■ **EXERCISE DETAILS**
Print out the material that follows word for word.

■ **MATERIAL**
☆ ☆ ☆
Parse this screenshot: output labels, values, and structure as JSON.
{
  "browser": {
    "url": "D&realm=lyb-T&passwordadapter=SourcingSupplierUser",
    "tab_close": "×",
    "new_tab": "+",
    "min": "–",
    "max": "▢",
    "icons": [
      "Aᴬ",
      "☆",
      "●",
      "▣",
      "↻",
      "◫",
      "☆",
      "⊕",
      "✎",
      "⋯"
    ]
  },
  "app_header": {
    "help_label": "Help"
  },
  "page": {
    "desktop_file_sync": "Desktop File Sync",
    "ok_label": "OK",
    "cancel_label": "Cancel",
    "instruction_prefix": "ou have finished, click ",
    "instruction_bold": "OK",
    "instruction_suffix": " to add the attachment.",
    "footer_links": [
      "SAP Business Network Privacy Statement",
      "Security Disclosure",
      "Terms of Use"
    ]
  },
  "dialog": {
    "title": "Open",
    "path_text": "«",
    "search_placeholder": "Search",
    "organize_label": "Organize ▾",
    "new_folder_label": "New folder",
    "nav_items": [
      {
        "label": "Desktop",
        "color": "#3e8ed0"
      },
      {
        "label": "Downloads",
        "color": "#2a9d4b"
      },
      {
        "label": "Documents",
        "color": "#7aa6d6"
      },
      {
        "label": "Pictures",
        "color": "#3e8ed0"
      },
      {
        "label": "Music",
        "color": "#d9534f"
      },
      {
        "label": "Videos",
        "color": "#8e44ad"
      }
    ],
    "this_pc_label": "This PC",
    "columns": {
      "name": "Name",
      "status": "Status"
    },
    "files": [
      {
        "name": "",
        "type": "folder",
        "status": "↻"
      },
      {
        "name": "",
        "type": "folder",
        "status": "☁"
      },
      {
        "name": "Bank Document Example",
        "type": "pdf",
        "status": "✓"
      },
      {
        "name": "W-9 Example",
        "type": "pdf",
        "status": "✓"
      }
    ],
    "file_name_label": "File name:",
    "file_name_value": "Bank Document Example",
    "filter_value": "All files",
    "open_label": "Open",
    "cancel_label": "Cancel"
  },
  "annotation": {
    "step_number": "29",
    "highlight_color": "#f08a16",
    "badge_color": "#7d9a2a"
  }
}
☆ ☆ ☆
■ **TASK RESPONSE**
Parse this screenshot: output labels, values, and structure as JSON.
{
  "browser": {
    "url": "D&realm=lyb-T&passwordadapter=SourcingSupplierUser",
    "tab_close": "×",
    "new_tab": "+",
    "min": "–",
    "max": "▢",
    "icons": [
      "Aᴬ",
      "☆",
      "●",
      "▣",
      "↻",
      "◫",
      "☆",
      "⊕",
      "✎",
      "⋯"
    ]
  },
  "app_header": {
    "help_label": "Help"
  },
  "page": {
    "desktop_file_sync": "Desktop File Sync",
    "ok_label": "OK",
    "cancel_label": "Cancel",
    "instruction_prefix": "ou have finished, click ",
    "instruction_bold": "OK",
    "instruction_suffix": " to add the attachment.",
    "footer_links": [
      "SAP Business Network Privacy Statement",
      "Security Disclosure",
      "Terms of Use"
    ]
  },
  "dialog": {
    "title": "Open",
    "path_text": "«",
    "search_placeholder": "Search",
    "organize_label": "Organize ▾",
    "new_folder_label": "New folder",
    "nav_items": [
      {
        "label": "Desktop",
        "color": "#3e8ed0"
      },
      {
        "label": "Downloads",
        "color": "#2a9d4b"
      },
      {
        "label": "Documents",
        "color": "#7aa6d6"
      },
      {
        "label": "Pictures",
        "color": "#3e8ed0"
      },
      {
        "label": "Music",
        "color": "#d9534f"
      },
      {
        "label": "Videos",
        "color": "#8e44ad"
      }
    ],
    "this_pc_label": "This PC",
    "columns": {
      "name": "Name",
      "status": "Status"
    },
    "files": [
      {
        "name": "",
        "type": "folder",
        "status": "↻"
      },
      {
        "name": "",
        "type": "folder",
        "status": "☁"
      },
      {
        "name": "Bank Document Example",
        "type": "pdf",
        "status": "✓"
      },
      {
        "name": "W-9 Example",
        "type": "pdf",
        "status": "✓"
      }
    ],
    "file_name_label": "File name:",
    "file_name_value": "Bank Document Example",
    "filter_value": "All files",
    "open_label": "Open",
    "cancel_label": "Cancel"
  },
  "annotation": {
    "step_number": "29",
    "highlight_color": "#f08a16",
    "badge_color": "#7d9a2a"
  }
}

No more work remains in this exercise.